■ **Problem to work on**: Format the entries below as a numbered list, from their first line through the line containing "tab-map[interactable]: Map bbox=[627, 153, 647, 169]", skipping any blank lines.

■ **Dataset**:
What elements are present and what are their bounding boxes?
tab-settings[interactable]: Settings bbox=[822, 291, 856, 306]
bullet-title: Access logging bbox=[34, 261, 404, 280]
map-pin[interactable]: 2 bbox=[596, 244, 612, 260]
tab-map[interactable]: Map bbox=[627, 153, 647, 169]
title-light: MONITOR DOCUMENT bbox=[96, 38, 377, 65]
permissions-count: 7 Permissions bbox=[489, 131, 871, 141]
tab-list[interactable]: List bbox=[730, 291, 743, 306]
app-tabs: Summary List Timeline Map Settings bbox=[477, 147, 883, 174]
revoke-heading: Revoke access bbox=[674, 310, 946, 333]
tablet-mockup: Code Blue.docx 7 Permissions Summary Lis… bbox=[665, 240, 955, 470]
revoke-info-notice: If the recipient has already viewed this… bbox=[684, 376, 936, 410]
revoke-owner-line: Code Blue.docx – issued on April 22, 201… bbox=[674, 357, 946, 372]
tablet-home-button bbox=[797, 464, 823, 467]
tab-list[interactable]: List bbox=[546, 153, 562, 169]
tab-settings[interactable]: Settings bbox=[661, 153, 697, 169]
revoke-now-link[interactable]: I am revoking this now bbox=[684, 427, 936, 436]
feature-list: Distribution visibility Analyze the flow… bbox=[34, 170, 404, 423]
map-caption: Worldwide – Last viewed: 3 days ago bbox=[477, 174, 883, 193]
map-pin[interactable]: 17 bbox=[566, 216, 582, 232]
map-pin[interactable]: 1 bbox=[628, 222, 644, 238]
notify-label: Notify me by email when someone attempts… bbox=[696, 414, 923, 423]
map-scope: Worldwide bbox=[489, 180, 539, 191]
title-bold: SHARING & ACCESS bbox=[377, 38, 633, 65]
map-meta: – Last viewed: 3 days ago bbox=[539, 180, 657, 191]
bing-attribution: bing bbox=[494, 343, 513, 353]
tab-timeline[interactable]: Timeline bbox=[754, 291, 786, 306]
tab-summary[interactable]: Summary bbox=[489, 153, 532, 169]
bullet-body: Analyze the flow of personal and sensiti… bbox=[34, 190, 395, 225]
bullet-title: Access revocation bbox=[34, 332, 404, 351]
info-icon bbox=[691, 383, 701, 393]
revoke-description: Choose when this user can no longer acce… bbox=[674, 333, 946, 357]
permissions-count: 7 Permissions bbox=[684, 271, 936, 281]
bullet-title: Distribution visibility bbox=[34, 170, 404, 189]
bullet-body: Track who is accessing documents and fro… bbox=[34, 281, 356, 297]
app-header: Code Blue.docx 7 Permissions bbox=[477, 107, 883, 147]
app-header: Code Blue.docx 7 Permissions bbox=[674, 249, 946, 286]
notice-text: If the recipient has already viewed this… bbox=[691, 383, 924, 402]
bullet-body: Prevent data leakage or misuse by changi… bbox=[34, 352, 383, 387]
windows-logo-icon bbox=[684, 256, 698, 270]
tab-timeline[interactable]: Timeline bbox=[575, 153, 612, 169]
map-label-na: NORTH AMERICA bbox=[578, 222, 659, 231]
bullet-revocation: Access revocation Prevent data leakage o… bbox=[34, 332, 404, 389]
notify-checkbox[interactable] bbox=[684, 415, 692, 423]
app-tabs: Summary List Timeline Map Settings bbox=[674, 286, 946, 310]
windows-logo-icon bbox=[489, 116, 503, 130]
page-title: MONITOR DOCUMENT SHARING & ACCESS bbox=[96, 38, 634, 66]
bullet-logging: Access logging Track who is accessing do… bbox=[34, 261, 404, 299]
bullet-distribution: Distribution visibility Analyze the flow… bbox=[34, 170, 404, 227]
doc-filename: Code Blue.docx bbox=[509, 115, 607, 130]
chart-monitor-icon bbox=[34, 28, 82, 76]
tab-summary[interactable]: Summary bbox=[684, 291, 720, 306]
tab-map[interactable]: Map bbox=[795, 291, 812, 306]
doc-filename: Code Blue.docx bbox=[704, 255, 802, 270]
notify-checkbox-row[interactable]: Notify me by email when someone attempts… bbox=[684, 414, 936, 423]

■ **Answer in full**:
1. What elements are present and what are their bounding boxes?
2. tab-settings[interactable]: Settings bbox=[822, 291, 856, 306]
3. bullet-title: Access logging bbox=[34, 261, 404, 280]
4. map-pin[interactable]: 2 bbox=[596, 244, 612, 260]
5. tab-map[interactable]: Map bbox=[627, 153, 647, 169]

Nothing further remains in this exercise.